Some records
'''
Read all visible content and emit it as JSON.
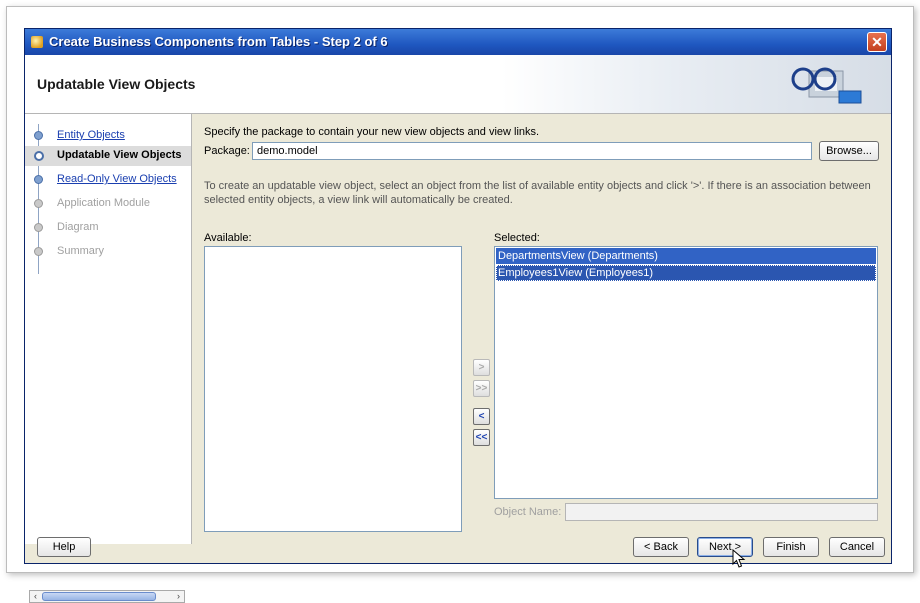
{
  "window": {
    "title": "Create Business Components from Tables - Step 2 of 6",
    "close_glyph": "✕"
  },
  "header": {
    "heading": "Updatable View Objects"
  },
  "nav": {
    "items": [
      {
        "label": "Entity Objects",
        "state": "done"
      },
      {
        "label": "Updatable View Objects",
        "state": "current"
      },
      {
        "label": "Read-Only View Objects",
        "state": "done"
      },
      {
        "label": "Application Module",
        "state": "future"
      },
      {
        "label": "Diagram",
        "state": "future"
      },
      {
        "label": "Summary",
        "state": "future"
      }
    ],
    "scroll_left": "‹",
    "scroll_right": "›"
  },
  "content": {
    "instruction": "Specify the package to contain your new view objects and view links.",
    "package_label": "Package:",
    "package_value": "demo.model",
    "browse_label": "Browse...",
    "description": "To create an updatable view object, select an object from the list of available entity objects and click '>'.  If there is an association between selected entity objects, a view link will automatically be created.",
    "available_label": "Available:",
    "selected_label": "Selected:",
    "selected_items": [
      "DepartmentsView (Departments)",
      "Employees1View (Employees1)"
    ],
    "shuttle": {
      "add": ">",
      "add_all": ">>",
      "remove": "<",
      "remove_all": "<<"
    },
    "object_name_label": "Object Name:",
    "object_name_value": ""
  },
  "buttons": {
    "help": "Help",
    "back": "< Back",
    "next": "Next >",
    "finish": "Finish",
    "cancel": "Cancel"
  }
}
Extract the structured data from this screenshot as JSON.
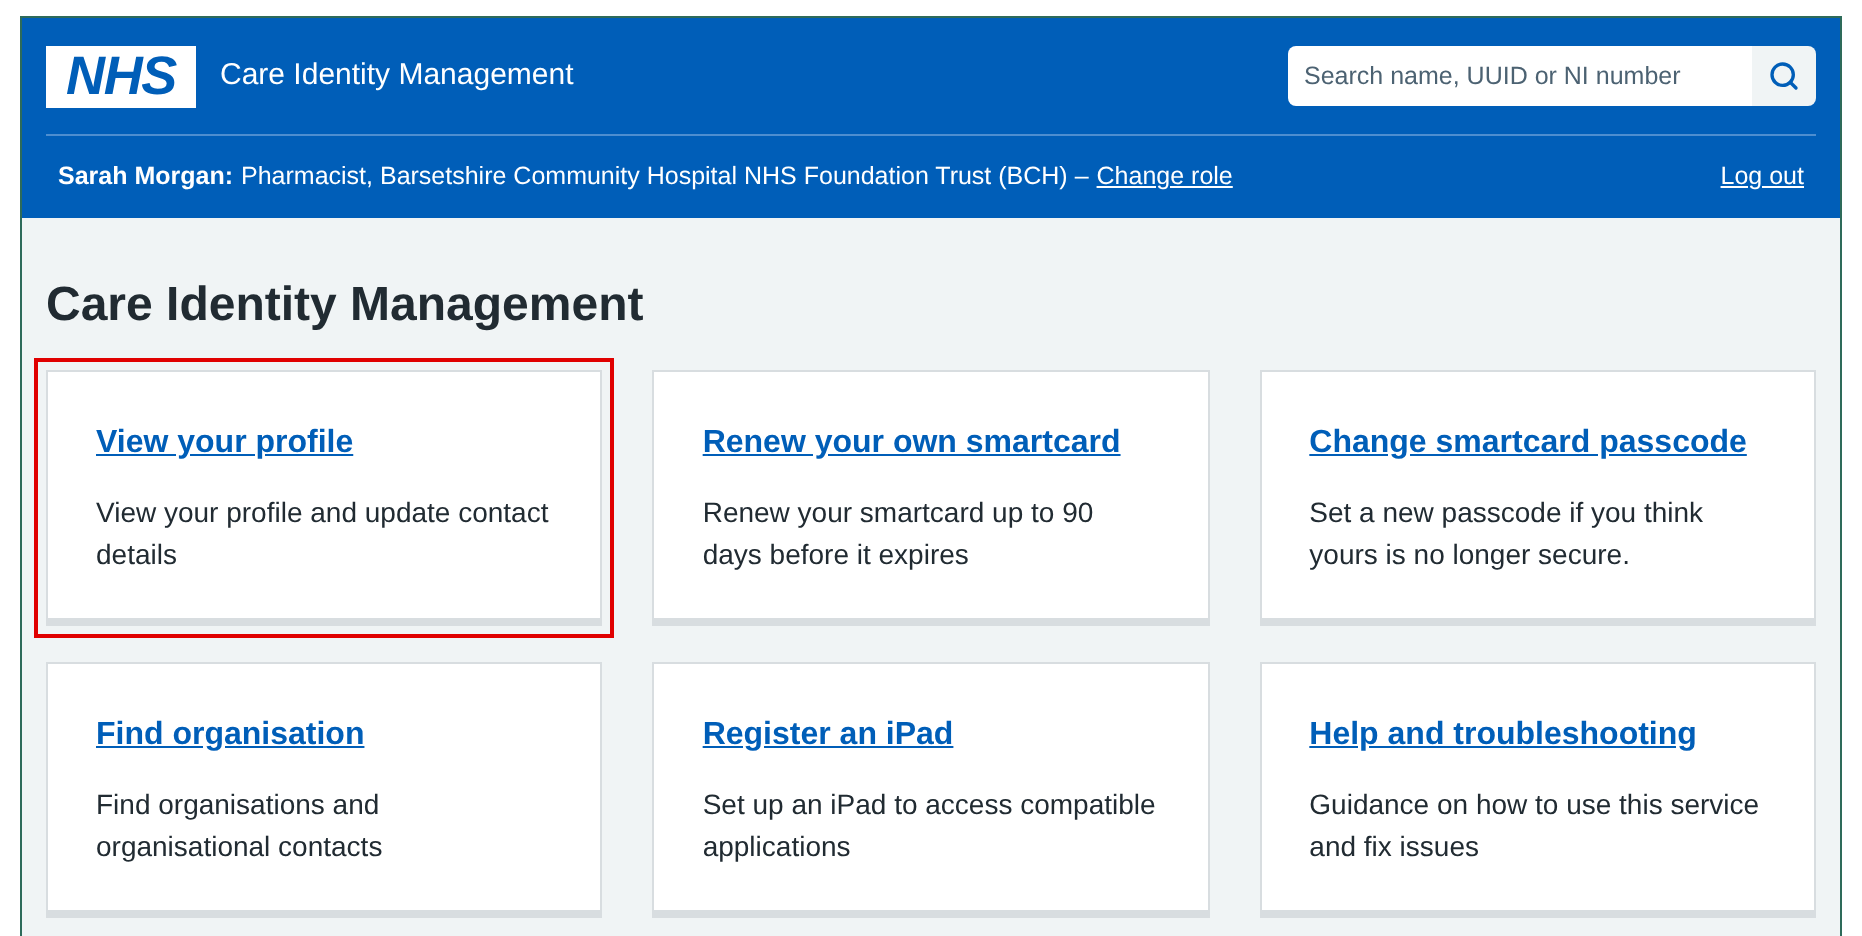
{
  "header": {
    "logo": "NHS",
    "service_name": "Care Identity Management",
    "search": {
      "placeholder": "Search name, UUID or NI number"
    }
  },
  "user_bar": {
    "name": "Sarah Morgan:",
    "role": "Pharmacist, Barsetshire Community Hospital NHS Foundation Trust (BCH) –",
    "change_link": "Change role",
    "logout": "Log out"
  },
  "page_title": "Care Identity Management",
  "cards": [
    {
      "title": "View your profile",
      "description": "View your profile and update contact details",
      "highlighted": true
    },
    {
      "title": "Renew your own smartcard",
      "description": "Renew your smartcard up to 90 days before it expires",
      "highlighted": false
    },
    {
      "title": "Change smartcard passcode",
      "description": "Set a new passcode if you think yours is no longer secure.",
      "highlighted": false
    },
    {
      "title": "Find organisation",
      "description": "Find organisations and organisational contacts",
      "highlighted": false
    },
    {
      "title": "Register an iPad",
      "description": "Set up an iPad to access compatible applications",
      "highlighted": false
    },
    {
      "title": "Help and troubleshooting",
      "description": "Guidance on how to use this service and fix issues",
      "highlighted": false
    }
  ]
}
'''
Exercise: Spot every line that holds "Find" and copy it.

The output:
      "title": "Find organisation",
      "description": "Find organisations and organisational contacts",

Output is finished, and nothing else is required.